:: Exercise description ::
Return all lines from the listing below in which the string "great" occurs.

:: Given entries ::
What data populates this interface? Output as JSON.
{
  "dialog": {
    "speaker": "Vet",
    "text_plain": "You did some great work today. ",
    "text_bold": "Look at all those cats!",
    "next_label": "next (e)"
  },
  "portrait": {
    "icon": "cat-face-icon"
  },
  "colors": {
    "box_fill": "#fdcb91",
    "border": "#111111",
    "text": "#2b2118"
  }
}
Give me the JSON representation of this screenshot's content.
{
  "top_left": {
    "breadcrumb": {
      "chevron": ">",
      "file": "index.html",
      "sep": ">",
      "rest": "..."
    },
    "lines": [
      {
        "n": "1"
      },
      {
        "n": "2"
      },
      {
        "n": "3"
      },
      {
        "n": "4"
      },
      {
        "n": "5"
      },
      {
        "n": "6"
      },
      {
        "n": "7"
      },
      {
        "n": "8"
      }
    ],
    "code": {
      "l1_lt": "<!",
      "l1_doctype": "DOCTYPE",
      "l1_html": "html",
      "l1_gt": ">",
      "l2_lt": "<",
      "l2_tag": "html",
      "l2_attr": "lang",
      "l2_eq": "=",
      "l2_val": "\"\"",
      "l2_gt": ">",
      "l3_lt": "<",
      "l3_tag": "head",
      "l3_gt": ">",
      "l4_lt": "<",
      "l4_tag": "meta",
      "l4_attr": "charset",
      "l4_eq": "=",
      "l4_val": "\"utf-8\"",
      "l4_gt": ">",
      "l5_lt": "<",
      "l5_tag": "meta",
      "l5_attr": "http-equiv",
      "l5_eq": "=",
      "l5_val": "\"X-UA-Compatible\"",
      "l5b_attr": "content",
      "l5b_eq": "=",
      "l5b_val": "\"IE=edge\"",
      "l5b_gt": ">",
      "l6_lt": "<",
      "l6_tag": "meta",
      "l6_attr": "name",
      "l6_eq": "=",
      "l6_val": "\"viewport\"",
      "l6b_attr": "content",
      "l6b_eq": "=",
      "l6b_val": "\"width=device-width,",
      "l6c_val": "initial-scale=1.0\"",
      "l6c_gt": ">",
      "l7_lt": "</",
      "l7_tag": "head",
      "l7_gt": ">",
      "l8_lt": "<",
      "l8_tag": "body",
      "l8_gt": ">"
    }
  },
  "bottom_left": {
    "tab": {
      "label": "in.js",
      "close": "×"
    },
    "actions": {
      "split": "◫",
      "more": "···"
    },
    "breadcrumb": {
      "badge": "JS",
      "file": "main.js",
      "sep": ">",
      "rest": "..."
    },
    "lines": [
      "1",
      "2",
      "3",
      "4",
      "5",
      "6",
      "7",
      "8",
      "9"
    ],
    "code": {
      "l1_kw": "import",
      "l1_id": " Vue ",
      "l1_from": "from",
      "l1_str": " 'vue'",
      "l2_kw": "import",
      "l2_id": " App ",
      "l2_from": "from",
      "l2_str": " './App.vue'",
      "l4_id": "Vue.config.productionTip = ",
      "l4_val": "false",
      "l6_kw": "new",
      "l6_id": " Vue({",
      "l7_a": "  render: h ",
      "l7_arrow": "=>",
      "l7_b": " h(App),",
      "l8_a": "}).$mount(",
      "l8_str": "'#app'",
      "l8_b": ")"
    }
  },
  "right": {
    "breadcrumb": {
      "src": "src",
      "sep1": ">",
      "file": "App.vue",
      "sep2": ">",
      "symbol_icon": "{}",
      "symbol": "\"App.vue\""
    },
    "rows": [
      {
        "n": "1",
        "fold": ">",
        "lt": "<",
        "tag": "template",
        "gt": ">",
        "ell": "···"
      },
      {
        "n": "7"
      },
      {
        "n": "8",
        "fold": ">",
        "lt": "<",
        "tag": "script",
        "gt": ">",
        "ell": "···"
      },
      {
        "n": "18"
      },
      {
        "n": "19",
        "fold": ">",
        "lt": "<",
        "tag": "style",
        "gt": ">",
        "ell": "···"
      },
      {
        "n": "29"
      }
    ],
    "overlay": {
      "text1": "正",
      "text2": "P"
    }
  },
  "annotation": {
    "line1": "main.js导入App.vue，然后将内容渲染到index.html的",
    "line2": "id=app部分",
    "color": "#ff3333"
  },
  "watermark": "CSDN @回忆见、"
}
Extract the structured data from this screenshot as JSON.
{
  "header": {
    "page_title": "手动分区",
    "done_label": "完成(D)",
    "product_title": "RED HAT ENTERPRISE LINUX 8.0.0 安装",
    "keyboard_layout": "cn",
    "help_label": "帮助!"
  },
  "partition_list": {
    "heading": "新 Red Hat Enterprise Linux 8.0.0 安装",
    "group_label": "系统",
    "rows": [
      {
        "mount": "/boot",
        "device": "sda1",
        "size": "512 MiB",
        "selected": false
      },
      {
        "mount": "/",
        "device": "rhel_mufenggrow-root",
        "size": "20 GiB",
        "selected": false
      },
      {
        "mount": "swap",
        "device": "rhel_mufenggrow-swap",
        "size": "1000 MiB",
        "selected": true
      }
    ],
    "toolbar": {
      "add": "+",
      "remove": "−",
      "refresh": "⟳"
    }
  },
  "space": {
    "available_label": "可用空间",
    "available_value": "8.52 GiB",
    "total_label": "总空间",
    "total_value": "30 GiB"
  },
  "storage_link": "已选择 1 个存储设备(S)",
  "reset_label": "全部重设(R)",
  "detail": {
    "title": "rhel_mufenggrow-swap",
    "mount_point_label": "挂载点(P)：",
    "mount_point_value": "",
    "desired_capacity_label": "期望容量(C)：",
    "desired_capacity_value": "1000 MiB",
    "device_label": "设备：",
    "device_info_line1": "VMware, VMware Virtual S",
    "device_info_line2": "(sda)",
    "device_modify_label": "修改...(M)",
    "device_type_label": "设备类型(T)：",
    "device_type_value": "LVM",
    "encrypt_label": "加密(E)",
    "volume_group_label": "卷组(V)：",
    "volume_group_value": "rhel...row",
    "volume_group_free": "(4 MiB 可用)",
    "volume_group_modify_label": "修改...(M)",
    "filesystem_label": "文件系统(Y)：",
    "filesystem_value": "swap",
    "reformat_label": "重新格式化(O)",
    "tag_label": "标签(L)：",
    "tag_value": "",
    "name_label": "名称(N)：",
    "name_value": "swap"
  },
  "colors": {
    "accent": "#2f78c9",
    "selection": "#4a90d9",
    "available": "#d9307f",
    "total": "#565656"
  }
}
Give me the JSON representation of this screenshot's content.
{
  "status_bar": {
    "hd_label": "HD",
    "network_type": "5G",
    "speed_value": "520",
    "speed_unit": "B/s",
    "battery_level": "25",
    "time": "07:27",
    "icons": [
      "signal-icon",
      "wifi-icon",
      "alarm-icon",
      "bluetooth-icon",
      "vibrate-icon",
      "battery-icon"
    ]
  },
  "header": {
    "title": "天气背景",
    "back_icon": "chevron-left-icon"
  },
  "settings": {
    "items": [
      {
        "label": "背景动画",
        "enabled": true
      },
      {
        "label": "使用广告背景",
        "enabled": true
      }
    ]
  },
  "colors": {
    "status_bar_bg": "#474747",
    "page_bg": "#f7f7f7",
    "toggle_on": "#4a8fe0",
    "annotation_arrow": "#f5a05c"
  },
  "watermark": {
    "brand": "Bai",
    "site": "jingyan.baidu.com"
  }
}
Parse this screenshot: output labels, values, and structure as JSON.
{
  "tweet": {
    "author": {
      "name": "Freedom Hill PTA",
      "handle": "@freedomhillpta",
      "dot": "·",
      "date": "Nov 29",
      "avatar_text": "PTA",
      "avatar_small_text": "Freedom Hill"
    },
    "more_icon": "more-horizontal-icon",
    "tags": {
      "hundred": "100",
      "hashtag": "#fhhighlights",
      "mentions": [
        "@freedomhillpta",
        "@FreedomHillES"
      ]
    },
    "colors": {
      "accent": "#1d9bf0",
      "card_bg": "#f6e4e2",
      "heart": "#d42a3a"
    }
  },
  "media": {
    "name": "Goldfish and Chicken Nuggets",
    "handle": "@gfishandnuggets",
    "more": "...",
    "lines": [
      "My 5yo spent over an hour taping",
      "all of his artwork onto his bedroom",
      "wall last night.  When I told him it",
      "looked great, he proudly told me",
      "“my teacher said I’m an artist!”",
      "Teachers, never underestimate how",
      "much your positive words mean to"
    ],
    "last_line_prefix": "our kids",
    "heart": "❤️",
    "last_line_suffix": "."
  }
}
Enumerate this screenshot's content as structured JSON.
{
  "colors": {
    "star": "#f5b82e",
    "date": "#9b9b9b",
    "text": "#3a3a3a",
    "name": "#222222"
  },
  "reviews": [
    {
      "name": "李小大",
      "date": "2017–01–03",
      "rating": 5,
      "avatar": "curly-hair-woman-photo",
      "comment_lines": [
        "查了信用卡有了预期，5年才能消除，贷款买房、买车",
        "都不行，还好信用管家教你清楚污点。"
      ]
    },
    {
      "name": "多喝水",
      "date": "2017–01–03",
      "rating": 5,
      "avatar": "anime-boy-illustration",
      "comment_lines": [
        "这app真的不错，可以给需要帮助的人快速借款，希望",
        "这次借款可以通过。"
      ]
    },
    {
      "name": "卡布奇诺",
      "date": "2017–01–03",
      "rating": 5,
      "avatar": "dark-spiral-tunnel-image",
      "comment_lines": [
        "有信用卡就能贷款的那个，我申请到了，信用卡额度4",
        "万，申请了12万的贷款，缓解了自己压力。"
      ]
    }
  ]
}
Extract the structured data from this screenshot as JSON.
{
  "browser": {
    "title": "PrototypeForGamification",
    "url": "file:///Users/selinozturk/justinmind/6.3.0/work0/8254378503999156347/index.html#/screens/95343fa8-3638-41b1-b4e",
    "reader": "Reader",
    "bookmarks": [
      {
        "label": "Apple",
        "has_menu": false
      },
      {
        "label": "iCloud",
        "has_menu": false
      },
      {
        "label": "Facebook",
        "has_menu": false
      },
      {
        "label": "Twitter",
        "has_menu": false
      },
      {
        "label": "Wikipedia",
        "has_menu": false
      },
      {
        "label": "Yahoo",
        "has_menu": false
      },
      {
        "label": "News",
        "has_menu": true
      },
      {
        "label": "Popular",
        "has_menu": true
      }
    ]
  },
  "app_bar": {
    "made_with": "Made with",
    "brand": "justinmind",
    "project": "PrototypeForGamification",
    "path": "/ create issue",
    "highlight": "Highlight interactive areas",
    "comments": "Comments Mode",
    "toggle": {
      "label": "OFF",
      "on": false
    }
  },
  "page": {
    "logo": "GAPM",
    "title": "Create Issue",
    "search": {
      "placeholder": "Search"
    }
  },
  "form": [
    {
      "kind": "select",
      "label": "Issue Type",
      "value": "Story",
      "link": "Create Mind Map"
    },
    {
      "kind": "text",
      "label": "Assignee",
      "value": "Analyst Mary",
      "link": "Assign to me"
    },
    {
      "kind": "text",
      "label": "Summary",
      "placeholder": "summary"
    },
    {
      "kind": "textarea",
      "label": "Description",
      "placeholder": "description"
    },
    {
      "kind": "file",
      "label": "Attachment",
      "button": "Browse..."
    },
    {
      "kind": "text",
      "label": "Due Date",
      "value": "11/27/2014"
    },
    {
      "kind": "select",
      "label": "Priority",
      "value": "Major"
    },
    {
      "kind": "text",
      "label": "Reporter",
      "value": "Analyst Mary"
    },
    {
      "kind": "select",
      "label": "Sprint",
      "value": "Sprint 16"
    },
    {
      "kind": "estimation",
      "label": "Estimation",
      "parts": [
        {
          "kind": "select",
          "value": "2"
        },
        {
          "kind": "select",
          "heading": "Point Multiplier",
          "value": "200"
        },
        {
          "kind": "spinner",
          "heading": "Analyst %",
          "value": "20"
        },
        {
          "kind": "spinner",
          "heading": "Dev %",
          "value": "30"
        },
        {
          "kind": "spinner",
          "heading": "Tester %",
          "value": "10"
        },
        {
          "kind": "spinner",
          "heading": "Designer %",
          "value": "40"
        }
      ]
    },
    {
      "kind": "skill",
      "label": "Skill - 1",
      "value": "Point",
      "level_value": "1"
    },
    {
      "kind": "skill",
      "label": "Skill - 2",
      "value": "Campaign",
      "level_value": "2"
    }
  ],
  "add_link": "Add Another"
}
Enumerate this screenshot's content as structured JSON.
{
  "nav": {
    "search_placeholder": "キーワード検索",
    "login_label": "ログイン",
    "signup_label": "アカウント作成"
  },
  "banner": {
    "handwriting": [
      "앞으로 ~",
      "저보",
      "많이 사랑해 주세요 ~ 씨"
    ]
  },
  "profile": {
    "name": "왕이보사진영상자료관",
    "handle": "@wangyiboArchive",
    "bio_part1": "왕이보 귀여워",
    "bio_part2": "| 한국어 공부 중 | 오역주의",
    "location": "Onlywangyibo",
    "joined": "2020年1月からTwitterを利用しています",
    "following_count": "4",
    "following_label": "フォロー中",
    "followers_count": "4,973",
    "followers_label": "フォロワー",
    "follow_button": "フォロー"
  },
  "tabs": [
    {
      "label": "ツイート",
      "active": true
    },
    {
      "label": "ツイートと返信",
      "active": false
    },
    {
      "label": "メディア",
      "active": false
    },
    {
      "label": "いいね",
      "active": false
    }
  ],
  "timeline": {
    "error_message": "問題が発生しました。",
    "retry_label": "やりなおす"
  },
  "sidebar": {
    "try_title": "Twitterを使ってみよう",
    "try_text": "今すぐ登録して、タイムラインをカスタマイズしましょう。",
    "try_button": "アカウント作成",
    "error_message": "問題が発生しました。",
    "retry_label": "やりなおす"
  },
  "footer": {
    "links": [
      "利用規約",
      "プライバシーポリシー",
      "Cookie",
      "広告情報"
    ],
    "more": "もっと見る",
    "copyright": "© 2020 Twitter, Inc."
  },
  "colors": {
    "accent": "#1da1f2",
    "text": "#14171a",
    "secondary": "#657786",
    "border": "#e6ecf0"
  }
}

:: Right answer ::
    "text_plain": "You did some great work today. ",
      "looked great, he proudly told me",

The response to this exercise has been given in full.